§ Data for this task:
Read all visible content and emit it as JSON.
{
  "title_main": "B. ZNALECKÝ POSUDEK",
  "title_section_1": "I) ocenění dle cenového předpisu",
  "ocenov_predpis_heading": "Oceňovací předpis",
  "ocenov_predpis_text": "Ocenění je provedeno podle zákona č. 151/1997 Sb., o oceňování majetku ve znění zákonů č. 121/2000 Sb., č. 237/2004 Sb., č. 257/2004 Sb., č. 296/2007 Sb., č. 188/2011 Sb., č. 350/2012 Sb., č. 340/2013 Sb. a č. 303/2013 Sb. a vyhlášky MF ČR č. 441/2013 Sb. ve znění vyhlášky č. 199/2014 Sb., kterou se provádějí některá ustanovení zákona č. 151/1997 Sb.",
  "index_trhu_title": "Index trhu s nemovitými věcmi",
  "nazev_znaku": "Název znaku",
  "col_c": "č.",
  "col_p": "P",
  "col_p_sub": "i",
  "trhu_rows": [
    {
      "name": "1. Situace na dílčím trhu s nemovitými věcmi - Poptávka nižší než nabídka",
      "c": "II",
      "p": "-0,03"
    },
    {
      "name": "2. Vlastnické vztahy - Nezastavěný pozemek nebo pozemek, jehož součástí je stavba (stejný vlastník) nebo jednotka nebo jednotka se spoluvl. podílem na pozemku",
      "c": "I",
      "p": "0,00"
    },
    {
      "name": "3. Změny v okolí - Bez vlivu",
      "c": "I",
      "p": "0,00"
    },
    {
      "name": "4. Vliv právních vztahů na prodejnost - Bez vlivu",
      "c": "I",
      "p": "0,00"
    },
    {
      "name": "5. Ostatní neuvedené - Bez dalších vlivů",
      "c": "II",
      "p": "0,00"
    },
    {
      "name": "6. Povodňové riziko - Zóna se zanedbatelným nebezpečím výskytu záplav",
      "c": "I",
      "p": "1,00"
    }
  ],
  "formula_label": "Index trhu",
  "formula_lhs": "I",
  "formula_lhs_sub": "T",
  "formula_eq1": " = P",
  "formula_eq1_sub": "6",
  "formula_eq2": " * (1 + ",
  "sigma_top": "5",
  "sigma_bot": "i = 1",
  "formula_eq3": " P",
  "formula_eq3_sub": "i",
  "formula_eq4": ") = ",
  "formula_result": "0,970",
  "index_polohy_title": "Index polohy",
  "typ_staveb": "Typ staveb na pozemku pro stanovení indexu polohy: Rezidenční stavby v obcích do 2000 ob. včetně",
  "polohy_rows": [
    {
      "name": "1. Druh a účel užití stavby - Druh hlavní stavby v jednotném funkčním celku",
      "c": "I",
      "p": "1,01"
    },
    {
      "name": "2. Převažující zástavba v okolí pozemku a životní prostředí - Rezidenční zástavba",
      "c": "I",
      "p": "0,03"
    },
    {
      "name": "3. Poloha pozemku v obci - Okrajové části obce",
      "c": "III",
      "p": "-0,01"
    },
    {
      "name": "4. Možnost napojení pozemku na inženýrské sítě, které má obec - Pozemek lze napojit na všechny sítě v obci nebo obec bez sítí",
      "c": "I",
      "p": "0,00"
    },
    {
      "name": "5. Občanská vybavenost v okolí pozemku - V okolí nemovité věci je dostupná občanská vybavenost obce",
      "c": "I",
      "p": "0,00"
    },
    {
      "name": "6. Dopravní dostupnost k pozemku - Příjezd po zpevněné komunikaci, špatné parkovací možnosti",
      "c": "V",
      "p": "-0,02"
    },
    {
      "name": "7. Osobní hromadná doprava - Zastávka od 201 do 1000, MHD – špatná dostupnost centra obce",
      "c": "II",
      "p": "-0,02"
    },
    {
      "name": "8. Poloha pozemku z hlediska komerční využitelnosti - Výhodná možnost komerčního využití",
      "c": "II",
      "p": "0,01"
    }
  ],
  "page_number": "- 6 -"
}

§ Set task:
The lines above should be duplicated exactly.

§ Solution to this task:
Read all visible content and emit it as JSON.
{
  "title_main": "B. ZNALECKÝ POSUDEK",
  "title_section_1": "I) ocenění dle cenového předpisu",
  "ocenov_predpis_heading": "Oceňovací předpis",
  "ocenov_predpis_text": "Ocenění je provedeno podle zákona č. 151/1997 Sb., o oceňování majetku ve znění zákonů č. 121/2000 Sb., č. 237/2004 Sb., č. 257/2004 Sb., č. 296/2007 Sb., č. 188/2011 Sb., č. 350/2012 Sb., č. 340/2013 Sb. a č. 303/2013 Sb. a vyhlášky MF ČR č. 441/2013 Sb. ve znění vyhlášky č. 199/2014 Sb., kterou se provádějí některá ustanovení zákona č. 151/1997 Sb.",
  "index_trhu_title": "Index trhu s nemovitými věcmi",
  "nazev_znaku": "Název znaku",
  "col_c": "č.",
  "col_p": "P",
  "col_p_sub": "i",
  "trhu_rows": [
    {
      "name": "1. Situace na dílčím trhu s nemovitými věcmi - Poptávka nižší než nabídka",
      "c": "II",
      "p": "-0,03"
    },
    {
      "name": "2. Vlastnické vztahy - Nezastavěný pozemek nebo pozemek, jehož součástí je stavba (stejný vlastník) nebo jednotka nebo jednotka se spoluvl. podílem na pozemku",
      "c": "I",
      "p": "0,00"
    },
    {
      "name": "3. Změny v okolí - Bez vlivu",
      "c": "I",
      "p": "0,00"
    },
    {
      "name": "4. Vliv právních vztahů na prodejnost - Bez vlivu",
      "c": "I",
      "p": "0,00"
    },
    {
      "name": "5. Ostatní neuvedené - Bez dalších vlivů",
      "c": "II",
      "p": "0,00"
    },
    {
      "name": "6. Povodňové riziko - Zóna se zanedbatelným nebezpečím výskytu záplav",
      "c": "I",
      "p": "1,00"
    }
  ],
  "formula_label": "Index trhu",
  "formula_lhs": "I",
  "formula_lhs_sub": "T",
  "formula_eq1": " = P",
  "formula_eq1_sub": "6",
  "formula_eq2": " * (1 + ",
  "sigma_top": "5",
  "sigma_bot": "i = 1",
  "formula_eq3": " P",
  "formula_eq3_sub": "i",
  "formula_eq4": ") = ",
  "formula_result": "0,970",
  "index_polohy_title": "Index polohy",
  "typ_staveb": "Typ staveb na pozemku pro stanovení indexu polohy: Rezidenční stavby v obcích do 2000 ob. včetně",
  "polohy_rows": [
    {
      "name": "1. Druh a účel užití stavby - Druh hlavní stavby v jednotném funkčním celku",
      "c": "I",
      "p": "1,01"
    },
    {
      "name": "2. Převažující zástavba v okolí pozemku a životní prostředí - Rezidenční zástavba",
      "c": "I",
      "p": "0,03"
    },
    {
      "name": "3. Poloha pozemku v obci - Okrajové části obce",
      "c": "III",
      "p": "-0,01"
    },
    {
      "name": "4. Možnost napojení pozemku na inženýrské sítě, které má obec - Pozemek lze napojit na všechny sítě v obci nebo obec bez sítí",
      "c": "I",
      "p": "0,00"
    },
    {
      "name": "5. Občanská vybavenost v okolí pozemku - V okolí nemovité věci je dostupná občanská vybavenost obce",
      "c": "I",
      "p": "0,00"
    },
    {
      "name": "6. Dopravní dostupnost k pozemku - Příjezd po zpevněné komunikaci, špatné parkovací možnosti",
      "c": "V",
      "p": "-0,02"
    },
    {
      "name": "7. Osobní hromadná doprava - Zastávka od 201 do 1000, MHD – špatná dostupnost centra obce",
      "c": "II",
      "p": "-0,02"
    },
    {
      "name": "8. Poloha pozemku z hlediska komerční využitelnosti - Výhodná možnost komerčního využití",
      "c": "II",
      "p": "0,01"
    }
  ],
  "page_number": "- 6 -"
}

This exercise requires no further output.